--- Records to use ---
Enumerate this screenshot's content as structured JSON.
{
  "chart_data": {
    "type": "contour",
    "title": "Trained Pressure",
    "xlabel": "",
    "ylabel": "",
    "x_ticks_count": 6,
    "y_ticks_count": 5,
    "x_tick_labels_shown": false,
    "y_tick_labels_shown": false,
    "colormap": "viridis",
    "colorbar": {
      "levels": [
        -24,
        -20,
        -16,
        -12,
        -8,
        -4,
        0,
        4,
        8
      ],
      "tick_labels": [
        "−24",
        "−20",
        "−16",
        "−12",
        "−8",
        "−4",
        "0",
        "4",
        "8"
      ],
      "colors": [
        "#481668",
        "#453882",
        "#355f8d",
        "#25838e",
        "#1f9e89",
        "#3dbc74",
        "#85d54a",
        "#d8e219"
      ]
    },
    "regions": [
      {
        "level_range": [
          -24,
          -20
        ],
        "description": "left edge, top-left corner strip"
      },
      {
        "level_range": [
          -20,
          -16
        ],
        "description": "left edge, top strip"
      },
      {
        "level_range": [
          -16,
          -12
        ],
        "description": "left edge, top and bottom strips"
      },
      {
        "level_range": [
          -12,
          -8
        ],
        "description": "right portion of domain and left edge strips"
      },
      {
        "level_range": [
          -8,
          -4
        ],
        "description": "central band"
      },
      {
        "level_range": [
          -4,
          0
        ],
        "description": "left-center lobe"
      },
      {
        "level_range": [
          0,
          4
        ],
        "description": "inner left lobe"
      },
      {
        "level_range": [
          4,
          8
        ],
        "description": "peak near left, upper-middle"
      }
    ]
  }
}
---
**What is required**
Make an exact copy of every entry.

**Correct answer**
Enumerate this screenshot's content as structured JSON.
{
  "chart_data": {
    "type": "contour",
    "title": "Trained Pressure",
    "xlabel": "",
    "ylabel": "",
    "x_ticks_count": 6,
    "y_ticks_count": 5,
    "x_tick_labels_shown": false,
    "y_tick_labels_shown": false,
    "colormap": "viridis",
    "colorbar": {
      "levels": [
        -24,
        -20,
        -16,
        -12,
        -8,
        -4,
        0,
        4,
        8
      ],
      "tick_labels": [
        "−24",
        "−20",
        "−16",
        "−12",
        "−8",
        "−4",
        "0",
        "4",
        "8"
      ],
      "colors": [
        "#481668",
        "#453882",
        "#355f8d",
        "#25838e",
        "#1f9e89",
        "#3dbc74",
        "#85d54a",
        "#d8e219"
      ]
    },
    "regions": [
      {
        "level_range": [
          -24,
          -20
        ],
        "description": "left edge, top-left corner strip"
      },
      {
        "level_range": [
          -20,
          -16
        ],
        "description": "left edge, top strip"
      },
      {
        "level_range": [
          -16,
          -12
        ],
        "description": "left edge, top and bottom strips"
      },
      {
        "level_range": [
          -12,
          -8
        ],
        "description": "right portion of domain and left edge strips"
      },
      {
        "level_range": [
          -8,
          -4
        ],
        "description": "central band"
      },
      {
        "level_range": [
          -4,
          0
        ],
        "description": "left-center lobe"
      },
      {
        "level_range": [
          0,
          4
        ],
        "description": "inner left lobe"
      },
      {
        "level_range": [
          4,
          8
        ],
        "description": "peak near left, upper-middle"
      }
    ]
  }
}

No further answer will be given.